TEXTO PARA LEER:
= = = = = = =

Otro demonio
que encontramos con bastante frecuencia en nuestra vida es el enfado, que es
más evidentemente doloroso que el deseo. Mientras que el deseo y la mente
deseosa son seductores, la energía opuesta del enfado y la aversión es más
claramente desagradable. En algunos momentos, podemos encontrar en el enfado,
durante un breve tiempo, cierto regocijo, pero aun así nos provoca que cerremos
el corazón. El enfado tiene una cualidad ardiente y tensa de la que no podemos
escapar. Como lo opuesto al querer, es una fuerza que aparta, condena, odia o
juzga alguna de nuestras experiencias. El demonio del enfado y el rechazo tiene
muchas facetas y diferentes aspectos, pudiendo encontrarlo en forma de miedo,
aburrimiento, mala voluntad, enjuiciamiento y crítica.

= = = = = = =

Filas de un conjunto de datos de diseño
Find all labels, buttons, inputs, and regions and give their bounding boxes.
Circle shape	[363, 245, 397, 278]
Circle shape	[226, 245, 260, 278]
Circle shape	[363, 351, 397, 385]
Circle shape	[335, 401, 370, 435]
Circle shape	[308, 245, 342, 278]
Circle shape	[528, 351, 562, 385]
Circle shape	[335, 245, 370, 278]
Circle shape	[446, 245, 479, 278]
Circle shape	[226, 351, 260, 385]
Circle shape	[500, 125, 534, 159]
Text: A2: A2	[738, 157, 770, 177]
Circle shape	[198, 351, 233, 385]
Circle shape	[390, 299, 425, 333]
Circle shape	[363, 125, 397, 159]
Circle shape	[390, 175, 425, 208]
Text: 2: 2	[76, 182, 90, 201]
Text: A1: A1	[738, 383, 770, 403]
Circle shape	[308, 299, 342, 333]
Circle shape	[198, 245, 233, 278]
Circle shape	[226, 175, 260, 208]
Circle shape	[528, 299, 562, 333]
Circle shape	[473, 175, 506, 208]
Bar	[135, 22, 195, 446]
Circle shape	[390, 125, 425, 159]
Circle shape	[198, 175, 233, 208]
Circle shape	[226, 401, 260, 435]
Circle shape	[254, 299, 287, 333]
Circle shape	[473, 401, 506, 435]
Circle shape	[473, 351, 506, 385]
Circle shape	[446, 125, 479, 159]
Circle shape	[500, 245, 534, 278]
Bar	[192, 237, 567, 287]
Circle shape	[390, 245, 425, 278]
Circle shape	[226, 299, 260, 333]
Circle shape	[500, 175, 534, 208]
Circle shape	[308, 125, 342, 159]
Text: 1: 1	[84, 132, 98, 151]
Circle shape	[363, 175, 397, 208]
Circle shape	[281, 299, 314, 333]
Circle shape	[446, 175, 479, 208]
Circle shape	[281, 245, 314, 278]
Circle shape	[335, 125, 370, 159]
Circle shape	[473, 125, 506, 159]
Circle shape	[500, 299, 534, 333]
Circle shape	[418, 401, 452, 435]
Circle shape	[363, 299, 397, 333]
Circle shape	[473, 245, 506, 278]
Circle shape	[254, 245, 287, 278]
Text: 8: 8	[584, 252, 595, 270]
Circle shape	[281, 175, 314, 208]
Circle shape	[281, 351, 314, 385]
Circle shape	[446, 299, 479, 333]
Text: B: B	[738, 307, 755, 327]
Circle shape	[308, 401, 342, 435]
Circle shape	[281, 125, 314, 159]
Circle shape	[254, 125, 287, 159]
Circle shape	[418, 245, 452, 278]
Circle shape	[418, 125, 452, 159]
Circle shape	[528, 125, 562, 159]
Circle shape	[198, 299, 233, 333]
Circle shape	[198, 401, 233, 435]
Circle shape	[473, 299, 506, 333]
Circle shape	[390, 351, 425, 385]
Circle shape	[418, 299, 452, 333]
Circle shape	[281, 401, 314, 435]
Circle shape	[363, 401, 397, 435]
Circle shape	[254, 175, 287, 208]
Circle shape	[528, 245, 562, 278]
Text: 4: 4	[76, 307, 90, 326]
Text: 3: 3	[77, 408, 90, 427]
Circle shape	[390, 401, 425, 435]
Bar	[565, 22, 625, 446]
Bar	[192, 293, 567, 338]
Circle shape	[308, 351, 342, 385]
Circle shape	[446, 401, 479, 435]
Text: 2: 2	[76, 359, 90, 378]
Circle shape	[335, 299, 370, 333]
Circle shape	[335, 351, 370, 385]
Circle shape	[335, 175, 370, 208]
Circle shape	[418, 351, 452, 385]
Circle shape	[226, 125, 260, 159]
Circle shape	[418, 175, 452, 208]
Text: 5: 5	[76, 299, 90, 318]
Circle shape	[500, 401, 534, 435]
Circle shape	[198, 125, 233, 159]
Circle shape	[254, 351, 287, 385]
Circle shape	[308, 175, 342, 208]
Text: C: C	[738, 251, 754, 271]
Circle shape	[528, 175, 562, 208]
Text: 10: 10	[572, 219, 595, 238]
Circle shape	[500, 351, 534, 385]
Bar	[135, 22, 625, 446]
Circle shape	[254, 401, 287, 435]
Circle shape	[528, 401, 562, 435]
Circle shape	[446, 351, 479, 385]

= = = = = = =

TU TAREA: Según el texto sobre el enfado, ¿qué cualidad tiene el enfado?

SOLUCIÓN PROPUESTA: Una cualidad ardiente y tensa de la que no podemos escapar.